WHAT YOU HAVE TO DO:
Go through the lines below and copy each one that holds the string "this".

Start of INFORMATION SUPPLIED

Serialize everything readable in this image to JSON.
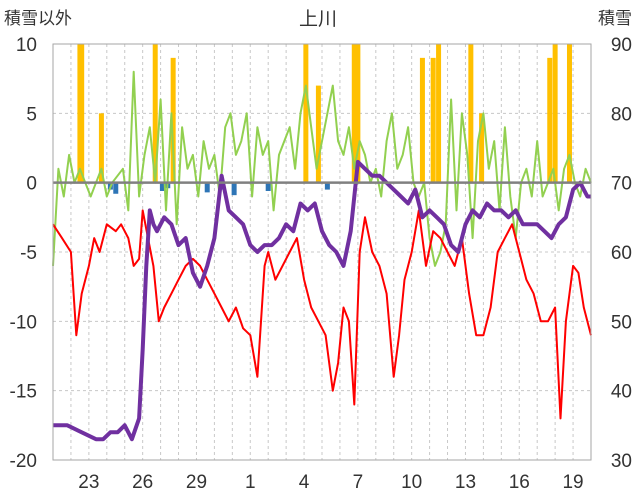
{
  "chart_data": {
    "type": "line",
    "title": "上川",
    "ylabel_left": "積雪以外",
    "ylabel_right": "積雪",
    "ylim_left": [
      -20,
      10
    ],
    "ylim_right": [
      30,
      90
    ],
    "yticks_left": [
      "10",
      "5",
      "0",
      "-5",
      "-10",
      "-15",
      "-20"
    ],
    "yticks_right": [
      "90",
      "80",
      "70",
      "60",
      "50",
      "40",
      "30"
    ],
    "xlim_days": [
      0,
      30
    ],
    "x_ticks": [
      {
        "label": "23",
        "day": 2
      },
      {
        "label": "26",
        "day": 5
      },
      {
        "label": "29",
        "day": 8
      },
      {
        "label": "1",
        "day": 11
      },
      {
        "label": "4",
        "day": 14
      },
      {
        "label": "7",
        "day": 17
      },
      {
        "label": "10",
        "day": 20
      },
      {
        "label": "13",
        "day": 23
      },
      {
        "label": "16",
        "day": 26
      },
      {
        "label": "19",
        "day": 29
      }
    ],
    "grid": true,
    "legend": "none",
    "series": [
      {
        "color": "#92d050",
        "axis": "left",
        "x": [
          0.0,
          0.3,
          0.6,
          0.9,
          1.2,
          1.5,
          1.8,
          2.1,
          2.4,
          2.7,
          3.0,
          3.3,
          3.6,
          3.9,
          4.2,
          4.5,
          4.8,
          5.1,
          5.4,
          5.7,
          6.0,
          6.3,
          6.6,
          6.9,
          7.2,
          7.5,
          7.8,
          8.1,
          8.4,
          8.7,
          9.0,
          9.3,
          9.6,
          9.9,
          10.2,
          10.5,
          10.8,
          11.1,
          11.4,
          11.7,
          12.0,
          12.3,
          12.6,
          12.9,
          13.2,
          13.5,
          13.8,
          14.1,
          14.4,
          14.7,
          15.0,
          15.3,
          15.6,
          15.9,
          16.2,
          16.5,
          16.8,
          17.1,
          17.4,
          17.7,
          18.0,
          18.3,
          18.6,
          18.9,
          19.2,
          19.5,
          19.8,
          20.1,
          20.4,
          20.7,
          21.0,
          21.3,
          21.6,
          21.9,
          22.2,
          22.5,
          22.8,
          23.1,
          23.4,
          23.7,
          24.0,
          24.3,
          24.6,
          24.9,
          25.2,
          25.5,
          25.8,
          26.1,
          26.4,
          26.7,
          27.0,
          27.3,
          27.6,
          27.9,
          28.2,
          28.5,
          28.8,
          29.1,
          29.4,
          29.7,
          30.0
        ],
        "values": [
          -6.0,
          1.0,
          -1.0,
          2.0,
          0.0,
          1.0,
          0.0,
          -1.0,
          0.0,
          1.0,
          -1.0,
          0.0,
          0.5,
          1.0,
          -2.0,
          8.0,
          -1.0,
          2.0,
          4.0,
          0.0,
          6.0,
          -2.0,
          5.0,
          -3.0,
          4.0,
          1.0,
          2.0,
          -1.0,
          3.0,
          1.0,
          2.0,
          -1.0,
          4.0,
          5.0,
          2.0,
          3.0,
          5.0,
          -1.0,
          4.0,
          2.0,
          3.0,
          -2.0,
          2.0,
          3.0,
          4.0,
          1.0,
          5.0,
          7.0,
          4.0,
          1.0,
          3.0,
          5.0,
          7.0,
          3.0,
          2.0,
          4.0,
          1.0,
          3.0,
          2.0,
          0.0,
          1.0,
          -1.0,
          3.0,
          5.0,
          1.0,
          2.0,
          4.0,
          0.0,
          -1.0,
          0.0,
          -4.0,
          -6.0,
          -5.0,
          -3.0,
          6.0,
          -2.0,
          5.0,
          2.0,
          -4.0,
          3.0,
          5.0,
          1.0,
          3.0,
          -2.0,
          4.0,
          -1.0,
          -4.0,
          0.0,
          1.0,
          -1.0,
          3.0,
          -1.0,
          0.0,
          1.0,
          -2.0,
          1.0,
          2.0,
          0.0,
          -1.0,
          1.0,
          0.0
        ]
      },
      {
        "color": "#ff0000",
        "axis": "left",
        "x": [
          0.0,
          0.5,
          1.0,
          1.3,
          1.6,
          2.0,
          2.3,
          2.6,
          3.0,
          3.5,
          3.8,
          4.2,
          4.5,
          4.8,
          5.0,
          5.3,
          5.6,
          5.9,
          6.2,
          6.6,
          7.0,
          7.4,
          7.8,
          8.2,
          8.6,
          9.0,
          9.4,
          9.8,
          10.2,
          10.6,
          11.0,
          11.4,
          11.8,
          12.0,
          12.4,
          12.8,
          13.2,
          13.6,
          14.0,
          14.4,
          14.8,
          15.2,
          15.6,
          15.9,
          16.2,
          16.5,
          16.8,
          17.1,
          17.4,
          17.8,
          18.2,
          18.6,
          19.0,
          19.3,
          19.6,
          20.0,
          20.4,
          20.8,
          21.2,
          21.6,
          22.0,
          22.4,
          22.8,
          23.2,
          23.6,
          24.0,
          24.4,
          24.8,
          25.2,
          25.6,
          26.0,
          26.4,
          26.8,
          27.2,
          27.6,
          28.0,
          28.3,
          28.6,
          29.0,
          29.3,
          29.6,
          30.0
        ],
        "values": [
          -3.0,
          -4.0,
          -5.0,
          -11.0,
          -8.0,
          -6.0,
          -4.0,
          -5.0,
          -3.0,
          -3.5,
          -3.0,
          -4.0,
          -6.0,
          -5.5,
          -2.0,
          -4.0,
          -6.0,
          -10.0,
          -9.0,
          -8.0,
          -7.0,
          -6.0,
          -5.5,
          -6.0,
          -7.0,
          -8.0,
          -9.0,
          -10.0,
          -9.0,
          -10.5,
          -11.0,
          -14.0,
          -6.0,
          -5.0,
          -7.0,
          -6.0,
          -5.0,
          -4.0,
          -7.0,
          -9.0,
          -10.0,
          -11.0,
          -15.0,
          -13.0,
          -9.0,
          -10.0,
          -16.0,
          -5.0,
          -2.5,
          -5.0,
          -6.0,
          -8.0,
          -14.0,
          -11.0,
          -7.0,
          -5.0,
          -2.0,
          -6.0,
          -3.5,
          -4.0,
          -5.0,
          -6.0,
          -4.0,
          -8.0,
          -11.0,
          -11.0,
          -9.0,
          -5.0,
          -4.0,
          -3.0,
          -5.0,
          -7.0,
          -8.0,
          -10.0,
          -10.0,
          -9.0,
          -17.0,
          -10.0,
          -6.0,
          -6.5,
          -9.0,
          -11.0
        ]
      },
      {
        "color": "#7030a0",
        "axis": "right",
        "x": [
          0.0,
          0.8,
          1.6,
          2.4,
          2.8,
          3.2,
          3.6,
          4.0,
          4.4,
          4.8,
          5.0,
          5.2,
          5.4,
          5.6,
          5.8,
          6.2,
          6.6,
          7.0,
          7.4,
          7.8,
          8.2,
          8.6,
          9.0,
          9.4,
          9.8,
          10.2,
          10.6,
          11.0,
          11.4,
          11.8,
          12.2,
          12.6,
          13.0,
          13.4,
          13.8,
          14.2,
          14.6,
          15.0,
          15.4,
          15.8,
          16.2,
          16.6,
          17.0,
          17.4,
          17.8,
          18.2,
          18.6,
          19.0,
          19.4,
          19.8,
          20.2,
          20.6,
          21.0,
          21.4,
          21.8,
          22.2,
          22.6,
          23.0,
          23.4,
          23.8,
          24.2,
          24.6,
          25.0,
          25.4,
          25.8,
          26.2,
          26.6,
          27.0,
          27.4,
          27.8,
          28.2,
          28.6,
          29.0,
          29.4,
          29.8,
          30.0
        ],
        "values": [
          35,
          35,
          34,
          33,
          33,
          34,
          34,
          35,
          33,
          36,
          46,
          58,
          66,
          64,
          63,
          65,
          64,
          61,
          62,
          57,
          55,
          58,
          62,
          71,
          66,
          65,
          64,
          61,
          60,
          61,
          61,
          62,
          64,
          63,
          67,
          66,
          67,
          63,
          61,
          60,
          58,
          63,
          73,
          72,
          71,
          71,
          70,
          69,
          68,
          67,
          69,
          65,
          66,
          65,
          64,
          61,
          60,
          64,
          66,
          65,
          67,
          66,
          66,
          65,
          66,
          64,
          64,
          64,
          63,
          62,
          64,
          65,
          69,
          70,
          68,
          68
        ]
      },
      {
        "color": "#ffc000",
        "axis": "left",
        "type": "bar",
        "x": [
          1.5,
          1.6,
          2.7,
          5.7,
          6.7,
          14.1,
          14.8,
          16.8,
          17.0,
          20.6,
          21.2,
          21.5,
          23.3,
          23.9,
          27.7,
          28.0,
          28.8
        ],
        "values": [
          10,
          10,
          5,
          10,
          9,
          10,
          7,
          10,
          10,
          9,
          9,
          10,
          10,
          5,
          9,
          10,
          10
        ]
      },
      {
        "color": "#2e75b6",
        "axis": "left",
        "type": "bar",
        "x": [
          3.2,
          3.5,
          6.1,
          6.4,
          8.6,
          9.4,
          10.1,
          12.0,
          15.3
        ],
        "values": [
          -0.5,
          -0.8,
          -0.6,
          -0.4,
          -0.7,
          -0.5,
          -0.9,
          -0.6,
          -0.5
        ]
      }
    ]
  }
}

End of INFORMATION SUPPLIED
Start of INFORMATION SUPPLIED

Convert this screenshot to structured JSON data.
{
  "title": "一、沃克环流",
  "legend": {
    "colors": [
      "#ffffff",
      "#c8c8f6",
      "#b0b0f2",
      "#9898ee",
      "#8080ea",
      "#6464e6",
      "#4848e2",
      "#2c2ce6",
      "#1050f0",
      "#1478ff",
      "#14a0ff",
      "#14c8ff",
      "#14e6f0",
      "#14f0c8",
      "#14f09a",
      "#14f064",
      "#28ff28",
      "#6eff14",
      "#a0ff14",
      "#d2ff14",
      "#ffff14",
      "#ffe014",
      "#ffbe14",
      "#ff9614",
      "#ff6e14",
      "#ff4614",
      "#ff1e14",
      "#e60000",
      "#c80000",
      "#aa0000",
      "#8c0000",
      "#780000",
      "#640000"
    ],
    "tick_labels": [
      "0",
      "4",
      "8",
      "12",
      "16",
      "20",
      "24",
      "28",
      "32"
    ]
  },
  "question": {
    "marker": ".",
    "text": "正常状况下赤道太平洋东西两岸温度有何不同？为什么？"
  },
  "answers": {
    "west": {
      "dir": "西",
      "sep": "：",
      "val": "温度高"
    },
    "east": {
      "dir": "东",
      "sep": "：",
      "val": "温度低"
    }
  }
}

End of INFORMATION SUPPLIED

WRITTEN ANSWER:
Serialize everything readable in this image to JSON.
Convert this screenshot to structured JSON data.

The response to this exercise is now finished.